╭─ TEXT
Skip to main content

Are Good Marks Really Needed for Success in the Age of Artificial Intelligence? How to Measure Relationship of Marks with Skills and Success?

Abstract:

Marks or grades have long been considered the standard measure of academic success. However, many experts argue that this is a limited view and that marks don't define the success of a student .While grades may be an important indicator of academic achievement, they do not necessarily reflect a student's ability to apply their knowledge, think critically, or adapt to new situations. Explore why skillsets and mindsets are essential components of success and why students should focus on developing these aspects of their learning.

Keywords:

Marks, Grades, Career, Education, Success, Discover, Apply, Succeed, Percentage, Mindsets, Knowledge

Learning Outcomes 

 After undergoing this article you will be able to understand the following

1. What's percentage in examination system?

2. What is a Grade in examination system?

3. What's Skillset in education?

4. What's mindset on education?

5. What's the importance of percentage or grade in education system?

6. Why Skillset is preferred over mindset in education?

7. What Purpose Do Grades Serve in education?

8. How to convert equivalents of percentage of marks into grade and vice versa?

9. How expectations of a student's are set through a grading policy?

10. How to design assignments and exams that promote the course objectives considering percentage or grade?

11. How to determine establishing standards and criteria for examination?

12. How to calibrate the application of a grading standard for consistency and fairness in examination system?
╰─
OBJECTIVE —
Reproduce everything in the article on marks and success from "7. What Purpose" down to "criteria for examination?", changing "assignments" to "projects".
╭─ MATERIAL SHOWN
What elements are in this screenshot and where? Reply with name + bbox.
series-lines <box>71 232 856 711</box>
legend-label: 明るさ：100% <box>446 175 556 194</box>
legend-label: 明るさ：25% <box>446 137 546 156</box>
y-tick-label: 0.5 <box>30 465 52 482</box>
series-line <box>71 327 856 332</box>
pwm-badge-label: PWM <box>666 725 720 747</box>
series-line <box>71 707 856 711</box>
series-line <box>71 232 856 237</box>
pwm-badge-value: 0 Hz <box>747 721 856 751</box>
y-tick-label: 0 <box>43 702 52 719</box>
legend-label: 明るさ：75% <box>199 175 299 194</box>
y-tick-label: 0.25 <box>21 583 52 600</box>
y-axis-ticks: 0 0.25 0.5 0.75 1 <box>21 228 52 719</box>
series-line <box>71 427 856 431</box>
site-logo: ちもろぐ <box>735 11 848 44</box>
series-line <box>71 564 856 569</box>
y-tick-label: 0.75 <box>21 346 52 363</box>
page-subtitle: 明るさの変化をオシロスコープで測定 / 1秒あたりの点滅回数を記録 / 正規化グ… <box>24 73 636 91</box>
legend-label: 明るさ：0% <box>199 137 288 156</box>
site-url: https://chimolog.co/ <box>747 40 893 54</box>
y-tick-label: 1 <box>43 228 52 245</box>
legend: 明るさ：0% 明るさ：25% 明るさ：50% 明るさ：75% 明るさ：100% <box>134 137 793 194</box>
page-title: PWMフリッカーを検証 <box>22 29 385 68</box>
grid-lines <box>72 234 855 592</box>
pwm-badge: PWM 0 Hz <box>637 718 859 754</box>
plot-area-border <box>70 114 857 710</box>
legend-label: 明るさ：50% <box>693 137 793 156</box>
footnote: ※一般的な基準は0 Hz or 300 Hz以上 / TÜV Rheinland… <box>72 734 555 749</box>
╰─
SOLVED EXERCISE —
7. What Purpose Do Grades Serve in education?

8. How to convert equivalents of percentage of marks into grade and vice versa?

9. How expectations of a student's are set through a grading policy?

10. How to design projects and exams that promote the course objectives considering percentage or grade?

11. How to determine establishing standards and criteria for examination?